--- RAW DATA ---

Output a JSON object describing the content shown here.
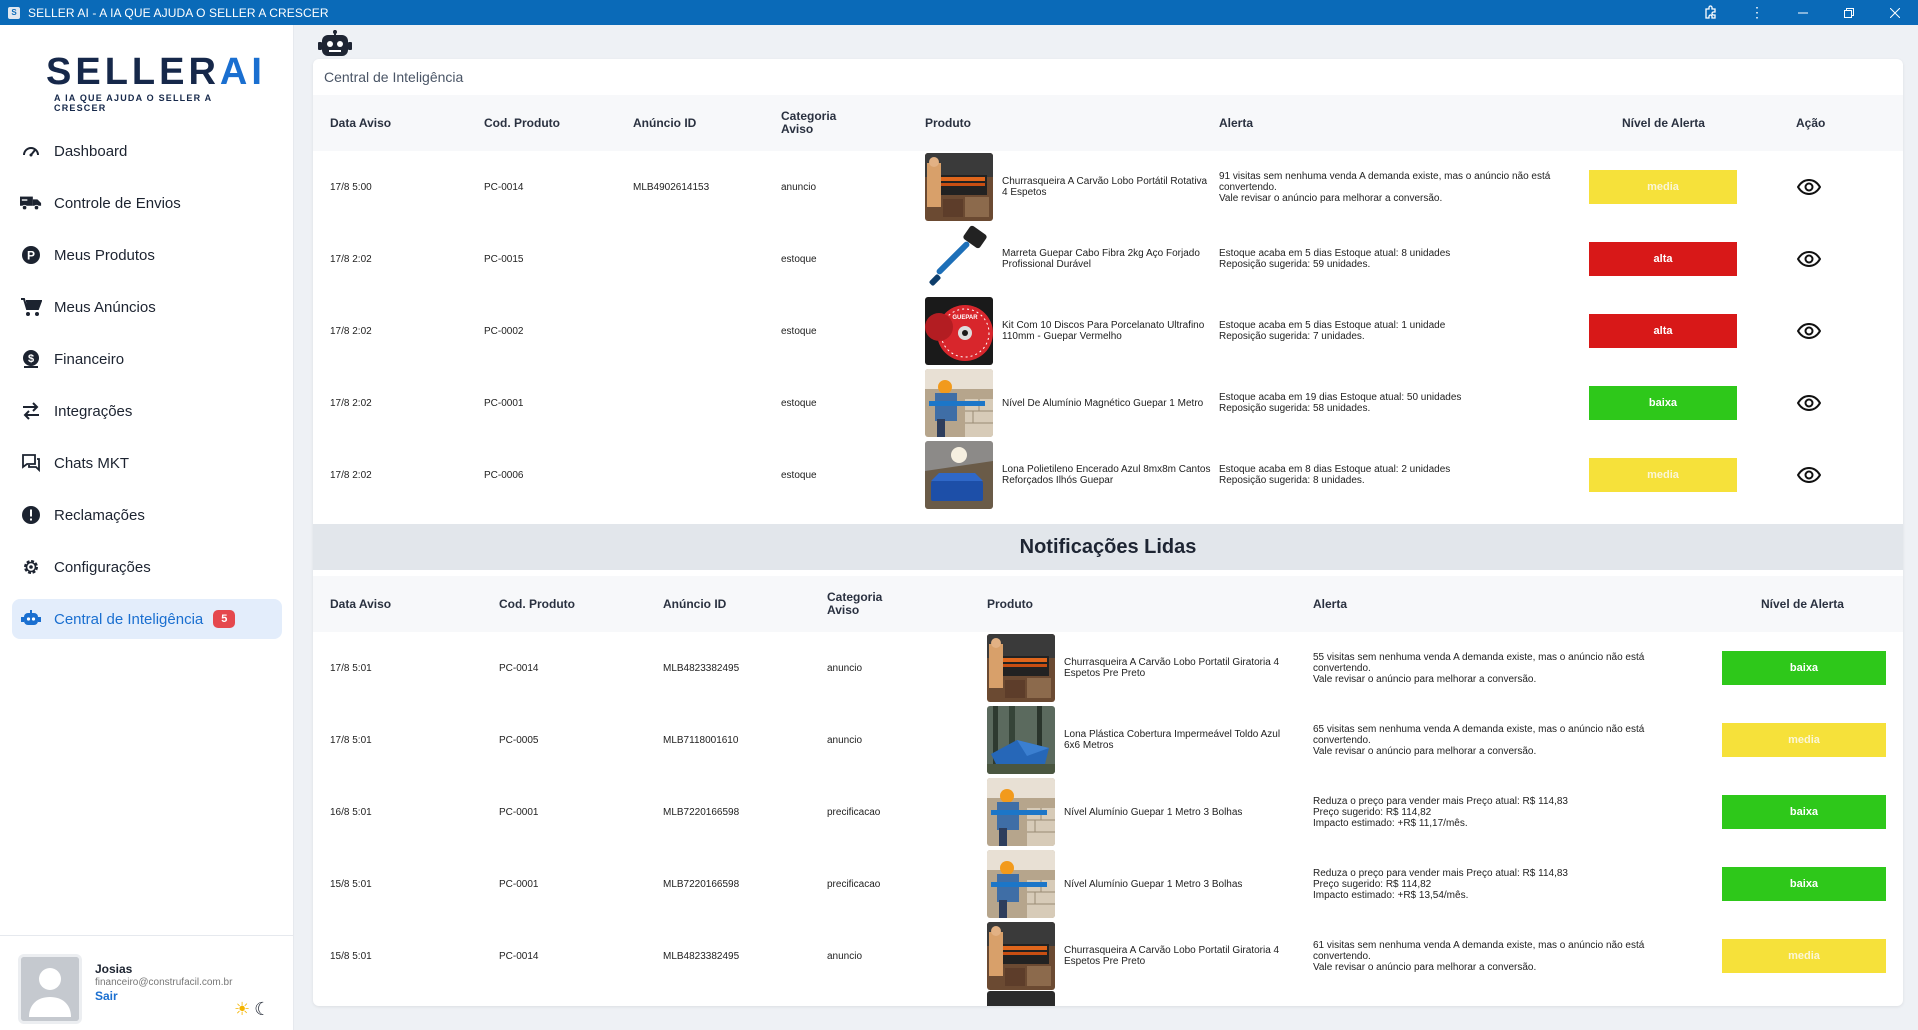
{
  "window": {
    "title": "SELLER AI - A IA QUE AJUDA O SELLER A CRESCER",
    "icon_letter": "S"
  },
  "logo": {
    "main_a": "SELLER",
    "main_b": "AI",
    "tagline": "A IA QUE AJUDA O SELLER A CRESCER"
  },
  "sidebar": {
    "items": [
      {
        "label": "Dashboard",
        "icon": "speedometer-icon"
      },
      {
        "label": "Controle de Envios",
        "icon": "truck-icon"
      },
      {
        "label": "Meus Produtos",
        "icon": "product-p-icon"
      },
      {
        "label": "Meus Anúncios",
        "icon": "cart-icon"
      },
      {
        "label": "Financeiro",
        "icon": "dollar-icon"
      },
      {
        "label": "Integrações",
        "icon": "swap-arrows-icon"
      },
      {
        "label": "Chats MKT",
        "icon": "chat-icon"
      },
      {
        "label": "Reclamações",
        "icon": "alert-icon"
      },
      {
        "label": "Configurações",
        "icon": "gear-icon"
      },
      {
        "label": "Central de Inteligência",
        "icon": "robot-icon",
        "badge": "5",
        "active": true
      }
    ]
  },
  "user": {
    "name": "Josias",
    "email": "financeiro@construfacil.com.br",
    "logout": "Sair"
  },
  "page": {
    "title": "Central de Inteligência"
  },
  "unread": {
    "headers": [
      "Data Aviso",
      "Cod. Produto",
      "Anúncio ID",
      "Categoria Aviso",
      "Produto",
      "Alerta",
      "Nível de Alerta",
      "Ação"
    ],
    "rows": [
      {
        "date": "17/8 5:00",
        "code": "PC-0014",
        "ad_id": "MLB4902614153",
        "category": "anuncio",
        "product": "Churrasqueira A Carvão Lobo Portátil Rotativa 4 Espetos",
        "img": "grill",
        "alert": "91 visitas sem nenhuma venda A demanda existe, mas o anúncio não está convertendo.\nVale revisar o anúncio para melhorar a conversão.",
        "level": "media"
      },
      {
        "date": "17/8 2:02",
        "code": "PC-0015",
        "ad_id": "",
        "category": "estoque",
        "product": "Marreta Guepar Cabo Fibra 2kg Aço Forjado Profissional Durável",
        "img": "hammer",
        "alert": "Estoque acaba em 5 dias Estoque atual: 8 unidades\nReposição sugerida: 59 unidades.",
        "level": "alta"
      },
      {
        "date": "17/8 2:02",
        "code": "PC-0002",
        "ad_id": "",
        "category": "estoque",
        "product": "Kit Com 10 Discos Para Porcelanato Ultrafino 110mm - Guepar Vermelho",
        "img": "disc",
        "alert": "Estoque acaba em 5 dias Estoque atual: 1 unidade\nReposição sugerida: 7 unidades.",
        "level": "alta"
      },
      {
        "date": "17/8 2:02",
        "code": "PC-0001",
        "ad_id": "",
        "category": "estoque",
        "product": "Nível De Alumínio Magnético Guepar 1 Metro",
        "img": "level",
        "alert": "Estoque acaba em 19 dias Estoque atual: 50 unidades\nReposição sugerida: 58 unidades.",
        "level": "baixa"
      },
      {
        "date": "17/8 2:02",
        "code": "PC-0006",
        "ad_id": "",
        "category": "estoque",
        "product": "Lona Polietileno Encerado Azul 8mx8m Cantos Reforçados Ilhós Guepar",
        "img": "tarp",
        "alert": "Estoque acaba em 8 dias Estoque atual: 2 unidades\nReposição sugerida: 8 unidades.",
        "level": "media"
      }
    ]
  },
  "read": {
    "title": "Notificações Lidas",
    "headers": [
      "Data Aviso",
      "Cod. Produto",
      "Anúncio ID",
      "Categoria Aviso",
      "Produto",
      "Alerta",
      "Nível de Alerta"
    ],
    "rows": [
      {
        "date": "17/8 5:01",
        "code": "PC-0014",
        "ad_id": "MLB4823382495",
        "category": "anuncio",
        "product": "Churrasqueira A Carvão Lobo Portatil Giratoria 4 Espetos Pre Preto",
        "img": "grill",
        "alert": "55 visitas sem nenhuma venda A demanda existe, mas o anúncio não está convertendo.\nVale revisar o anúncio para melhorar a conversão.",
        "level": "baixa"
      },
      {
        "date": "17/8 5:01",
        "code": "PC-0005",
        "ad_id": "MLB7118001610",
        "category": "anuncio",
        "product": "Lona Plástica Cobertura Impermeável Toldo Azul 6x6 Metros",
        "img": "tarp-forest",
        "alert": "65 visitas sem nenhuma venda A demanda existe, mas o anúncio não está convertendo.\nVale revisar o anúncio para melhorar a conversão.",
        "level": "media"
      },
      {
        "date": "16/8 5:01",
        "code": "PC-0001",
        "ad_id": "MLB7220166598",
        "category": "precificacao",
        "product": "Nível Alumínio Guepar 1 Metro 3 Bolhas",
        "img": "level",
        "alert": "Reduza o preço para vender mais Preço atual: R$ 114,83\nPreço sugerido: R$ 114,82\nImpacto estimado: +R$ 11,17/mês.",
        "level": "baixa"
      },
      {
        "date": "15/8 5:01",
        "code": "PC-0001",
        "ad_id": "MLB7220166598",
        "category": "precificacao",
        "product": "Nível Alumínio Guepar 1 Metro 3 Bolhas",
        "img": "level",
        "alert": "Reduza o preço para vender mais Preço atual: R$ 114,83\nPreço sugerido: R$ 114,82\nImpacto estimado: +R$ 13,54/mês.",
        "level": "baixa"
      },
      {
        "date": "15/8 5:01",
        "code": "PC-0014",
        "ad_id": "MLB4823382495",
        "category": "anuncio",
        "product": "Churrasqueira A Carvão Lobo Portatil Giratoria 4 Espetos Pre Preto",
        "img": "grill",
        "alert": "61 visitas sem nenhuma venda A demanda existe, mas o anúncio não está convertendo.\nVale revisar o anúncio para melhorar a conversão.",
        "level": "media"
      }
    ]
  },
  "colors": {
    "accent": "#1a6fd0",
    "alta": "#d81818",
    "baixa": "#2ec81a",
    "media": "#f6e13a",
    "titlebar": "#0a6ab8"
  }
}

---
--- RAW DATA ---

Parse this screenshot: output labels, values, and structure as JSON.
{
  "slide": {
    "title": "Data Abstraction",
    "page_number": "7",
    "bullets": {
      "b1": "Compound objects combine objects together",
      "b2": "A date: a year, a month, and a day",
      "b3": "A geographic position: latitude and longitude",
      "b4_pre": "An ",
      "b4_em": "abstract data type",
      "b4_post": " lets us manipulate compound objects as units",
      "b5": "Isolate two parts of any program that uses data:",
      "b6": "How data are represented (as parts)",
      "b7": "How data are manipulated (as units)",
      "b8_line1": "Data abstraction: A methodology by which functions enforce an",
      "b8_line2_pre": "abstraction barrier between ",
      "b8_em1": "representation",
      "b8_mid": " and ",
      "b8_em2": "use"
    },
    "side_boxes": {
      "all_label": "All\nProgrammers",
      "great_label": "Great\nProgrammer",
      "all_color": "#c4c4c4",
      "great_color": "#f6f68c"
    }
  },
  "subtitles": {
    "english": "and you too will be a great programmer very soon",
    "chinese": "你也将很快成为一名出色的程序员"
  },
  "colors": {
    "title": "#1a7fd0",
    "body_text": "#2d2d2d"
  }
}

---

SHORT EXERCISE:
Search the data for "está". Copy every matching line.

WRITTEN SOLUTION:
        "alert": "91 visitas sem nenhuma venda A demanda existe, mas o anúncio não está convertendo.\nVale revisar o anúncio para melhorar a conversão.",
        "alert": "55 visitas sem nenhuma venda A demanda existe, mas o anúncio não está convertendo.\nVale revisar o anúncio para melhorar a conversão.",
        "alert": "65 visitas sem nenhuma venda A demanda existe, mas o anúncio não está convertendo.\nVale revisar o anúncio para melhorar a conversão.",
        "alert": "61 visitas sem nenhuma venda A demanda existe, mas o anúncio não está convertendo.\nVale revisar o anúncio para melhorar a conversão.",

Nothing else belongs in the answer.